== ITEMS

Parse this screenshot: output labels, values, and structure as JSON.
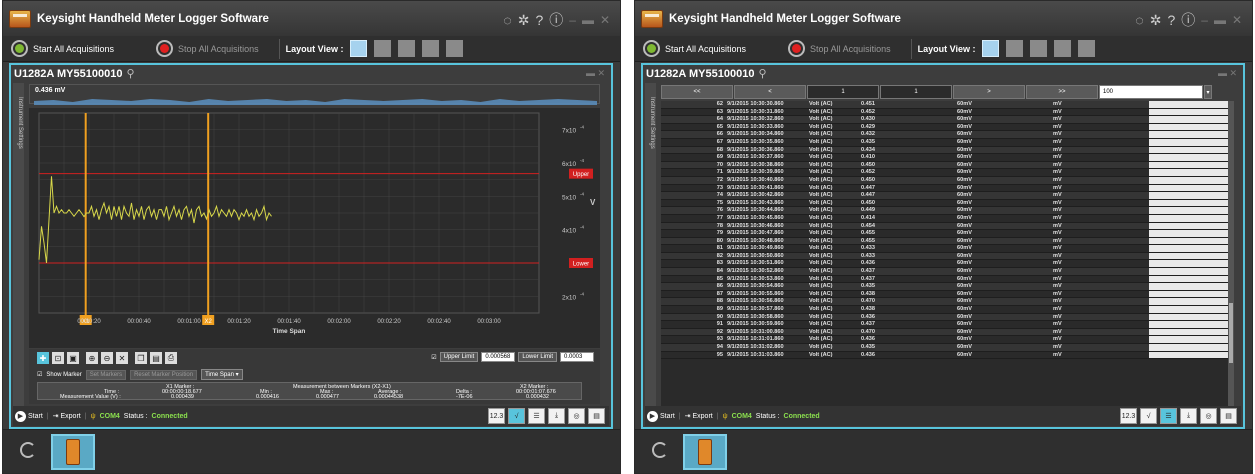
{
  "app": {
    "title": "Keysight Handheld Meter Logger Software",
    "toolbar": {
      "start_all": "Start All Acquisitions",
      "stop_all": "Stop All Acquisitions",
      "layout_view": "Layout View :"
    },
    "device_title": "U1282A  MY55100010",
    "side_tab": "Instrument Settings",
    "bottom": {
      "start": "Start",
      "export": "Export",
      "com": "COM4",
      "status_label": "Status :",
      "status_value": "Connected",
      "digits_badge": "12.3"
    }
  },
  "colors": {
    "accent": "#58c4dc",
    "trace": "#d8d84a",
    "marker": "#f0a020",
    "limit": "#d22020",
    "status_ok": "#8be04e"
  },
  "chart_window": {
    "overview_value": "0.436 mV",
    "upper_tag": "Upper",
    "lower_tag": "Lower",
    "y_unit": "V",
    "marker1": "X1",
    "marker2": "X2",
    "controls": {
      "upper_limit_label": "Upper Limit",
      "upper_limit_value": "0.000568",
      "lower_limit_label": "Lower Limit",
      "lower_limit_value": "0.0003",
      "show_marker": "Show Marker",
      "set_markers": "Set Markers",
      "reset_marker": "Reset Marker Position",
      "time_span": "Time Span"
    },
    "marker_table": {
      "x1_header": "X1 Marker :",
      "between_header": "Measurement between Markers (X2-X1)",
      "x2_header": "X2 Marker :",
      "time_label": "Time :",
      "mv_label": "Measurement Value  (V) :",
      "x1_time": "00:00:00:18.677",
      "x1_value": "0.000439",
      "min_label": "Min :",
      "min_value": "0.000416",
      "max_label": "Max :",
      "max_value": "0.000477",
      "avg_label": "Average :",
      "avg_value": "0.00044538",
      "delta_label": "Delta :",
      "delta_value": "-7E-06",
      "x2_time": "00:00:01:07.676",
      "x2_value": "0.000432"
    }
  },
  "chart_data": {
    "type": "line",
    "title": "",
    "xlabel": "Time Span",
    "ylabel": "V",
    "x_ticks": [
      "00:00:20",
      "00:00:40",
      "00:01:00",
      "00:01:20",
      "00:01:40",
      "00:02:00",
      "00:02:20",
      "00:02:40",
      "00:03:00"
    ],
    "y_ticks": [
      {
        "base": "7x10",
        "exp": "-4",
        "value": 0.0007
      },
      {
        "base": "6x10",
        "exp": "-4",
        "value": 0.0006
      },
      {
        "base": "5x10",
        "exp": "-4",
        "value": 0.0005
      },
      {
        "base": "4x10",
        "exp": "-4",
        "value": 0.0004
      },
      {
        "base": "2x10",
        "exp": "-4",
        "value": 0.0002
      }
    ],
    "ylim": [
      0.00015,
      0.00075
    ],
    "xlim": [
      0,
      200
    ],
    "upper_limit": 0.000568,
    "lower_limit": 0.0003,
    "markers_s": [
      18.677,
      67.676
    ],
    "series": [
      {
        "x": [
          0,
          1,
          2,
          3,
          4,
          5,
          6,
          7,
          8,
          9,
          10,
          11,
          12,
          13,
          14,
          15,
          16,
          17,
          18,
          19,
          20,
          21,
          22,
          23,
          24,
          25,
          26,
          27,
          28,
          29,
          30,
          31,
          32,
          33,
          34,
          35,
          36,
          37,
          38,
          39,
          40,
          41,
          42,
          43,
          44,
          45,
          46,
          47,
          48,
          49,
          50,
          51,
          52,
          53,
          54,
          55,
          56,
          57,
          58,
          59,
          60,
          61,
          62,
          63,
          64,
          65,
          66,
          67,
          68,
          69,
          70,
          71,
          72,
          73,
          74,
          75,
          76,
          77,
          78,
          79,
          80,
          81,
          82,
          83,
          84,
          85,
          86,
          87,
          88,
          89,
          90,
          91,
          92,
          93
        ],
        "y": [
          0.00031,
          0.00041,
          0.00036,
          0.0003,
          0.00043,
          0.00056,
          0.00045,
          0.00047,
          0.00045,
          0.00046,
          0.00045,
          0.00045,
          0.00046,
          0.00045,
          0.00044,
          0.00045,
          0.00046,
          0.00045,
          0.000439,
          0.00045,
          0.00045,
          0.00047,
          0.00044,
          0.00046,
          0.00043,
          0.00046,
          0.00048,
          0.00045,
          0.00047,
          0.00043,
          0.00047,
          0.00044,
          0.00047,
          0.00043,
          0.00047,
          0.00045,
          0.00044,
          0.00048,
          0.00043,
          0.00046,
          0.00044,
          0.00047,
          0.00043,
          0.00046,
          0.00047,
          0.00044,
          0.00046,
          0.00043,
          0.00046,
          0.00046,
          0.00044,
          0.00047,
          0.00043,
          0.00045,
          0.00047,
          0.00044,
          0.00046,
          0.00043,
          0.00046,
          0.00047,
          0.00044,
          0.00046,
          0.00042,
          0.00046,
          0.00047,
          0.00044,
          0.00045,
          0.000432,
          0.00046,
          0.00044,
          0.00045,
          0.00047,
          0.00044,
          0.00046,
          0.00045,
          0.00044,
          0.00046,
          0.00044,
          0.00046,
          0.00045,
          0.00043,
          0.00045,
          0.00044,
          0.00046,
          0.00044,
          0.00045,
          0.00043,
          0.00046,
          0.00044,
          0.00045,
          0.00047,
          0.00043,
          0.00045,
          0.00044
        ]
      }
    ],
    "overview": [
      0.44,
      0.45,
      0.43,
      0.46,
      0.45,
      0.44,
      0.46,
      0.45,
      0.43,
      0.46,
      0.44,
      0.45,
      0.46,
      0.44,
      0.45,
      0.43,
      0.46,
      0.45,
      0.44,
      0.45,
      0.46,
      0.44,
      0.45,
      0.43,
      0.46,
      0.44,
      0.45,
      0.46,
      0.45,
      0.44
    ]
  },
  "table_window": {
    "nav": {
      "first": "<<",
      "prev": "<",
      "page_input": "1",
      "page_label": "1",
      "next": ">",
      "last": ">>",
      "rows_per_page": "100"
    },
    "rows": [
      [
        "62",
        "9/1/2015 10:30:30.860",
        "Volt (AC)",
        "0.451",
        "60mV",
        "mV"
      ],
      [
        "63",
        "9/1/2015 10:30:31.860",
        "Volt (AC)",
        "0.452",
        "60mV",
        "mV"
      ],
      [
        "64",
        "9/1/2015 10:30:32.860",
        "Volt (AC)",
        "0.430",
        "60mV",
        "mV"
      ],
      [
        "65",
        "9/1/2015 10:30:33.860",
        "Volt (AC)",
        "0.429",
        "60mV",
        "mV"
      ],
      [
        "66",
        "9/1/2015 10:30:34.860",
        "Volt (AC)",
        "0.432",
        "60mV",
        "mV"
      ],
      [
        "67",
        "9/1/2015 10:30:35.860",
        "Volt (AC)",
        "0.435",
        "60mV",
        "mV"
      ],
      [
        "68",
        "9/1/2015 10:30:36.860",
        "Volt (AC)",
        "0.434",
        "60mV",
        "mV"
      ],
      [
        "69",
        "9/1/2015 10:30:37.860",
        "Volt (AC)",
        "0.410",
        "60mV",
        "mV"
      ],
      [
        "70",
        "9/1/2015 10:30:38.860",
        "Volt (AC)",
        "0.450",
        "60mV",
        "mV"
      ],
      [
        "71",
        "9/1/2015 10:30:39.860",
        "Volt (AC)",
        "0.452",
        "60mV",
        "mV"
      ],
      [
        "72",
        "9/1/2015 10:30:40.860",
        "Volt (AC)",
        "0.450",
        "60mV",
        "mV"
      ],
      [
        "73",
        "9/1/2015 10:30:41.860",
        "Volt (AC)",
        "0.447",
        "60mV",
        "mV"
      ],
      [
        "74",
        "9/1/2015 10:30:42.860",
        "Volt (AC)",
        "0.447",
        "60mV",
        "mV"
      ],
      [
        "75",
        "9/1/2015 10:30:43.860",
        "Volt (AC)",
        "0.450",
        "60mV",
        "mV"
      ],
      [
        "76",
        "9/1/2015 10:30:44.860",
        "Volt (AC)",
        "0.449",
        "60mV",
        "mV"
      ],
      [
        "77",
        "9/1/2015 10:30:45.860",
        "Volt (AC)",
        "0.414",
        "60mV",
        "mV"
      ],
      [
        "78",
        "9/1/2015 10:30:46.860",
        "Volt (AC)",
        "0.454",
        "60mV",
        "mV"
      ],
      [
        "79",
        "9/1/2015 10:30:47.860",
        "Volt (AC)",
        "0.455",
        "60mV",
        "mV"
      ],
      [
        "80",
        "9/1/2015 10:30:48.860",
        "Volt (AC)",
        "0.455",
        "60mV",
        "mV"
      ],
      [
        "81",
        "9/1/2015 10:30:49.860",
        "Volt (AC)",
        "0.433",
        "60mV",
        "mV"
      ],
      [
        "82",
        "9/1/2015 10:30:50.860",
        "Volt (AC)",
        "0.433",
        "60mV",
        "mV"
      ],
      [
        "83",
        "9/1/2015 10:30:51.860",
        "Volt (AC)",
        "0.436",
        "60mV",
        "mV"
      ],
      [
        "84",
        "9/1/2015 10:30:52.860",
        "Volt (AC)",
        "0.437",
        "60mV",
        "mV"
      ],
      [
        "85",
        "9/1/2015 10:30:53.860",
        "Volt (AC)",
        "0.437",
        "60mV",
        "mV"
      ],
      [
        "86",
        "9/1/2015 10:30:54.860",
        "Volt (AC)",
        "0.435",
        "60mV",
        "mV"
      ],
      [
        "87",
        "9/1/2015 10:30:55.860",
        "Volt (AC)",
        "0.438",
        "60mV",
        "mV"
      ],
      [
        "88",
        "9/1/2015 10:30:56.860",
        "Volt (AC)",
        "0.470",
        "60mV",
        "mV"
      ],
      [
        "89",
        "9/1/2015 10:30:57.860",
        "Volt (AC)",
        "0.438",
        "60mV",
        "mV"
      ],
      [
        "90",
        "9/1/2015 10:30:58.860",
        "Volt (AC)",
        "0.436",
        "60mV",
        "mV"
      ],
      [
        "91",
        "9/1/2015 10:30:59.860",
        "Volt (AC)",
        "0.437",
        "60mV",
        "mV"
      ],
      [
        "92",
        "9/1/2015 10:31:00.860",
        "Volt (AC)",
        "0.470",
        "60mV",
        "mV"
      ],
      [
        "93",
        "9/1/2015 10:31:01.860",
        "Volt (AC)",
        "0.436",
        "60mV",
        "mV"
      ],
      [
        "94",
        "9/1/2015 10:31:02.860",
        "Volt (AC)",
        "0.435",
        "60mV",
        "mV"
      ],
      [
        "95",
        "9/1/2015 10:31:03.860",
        "Volt (AC)",
        "0.436",
        "60mV",
        "mV"
      ]
    ]
  }
}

====

> WHAT YOU WILL DO: Identify all lines where the word "Span" shows up. Copy them.

> SOLUTION TO THIS PROBLEM:
      "time_span": "Time Span"
    "xlabel": "Time Span",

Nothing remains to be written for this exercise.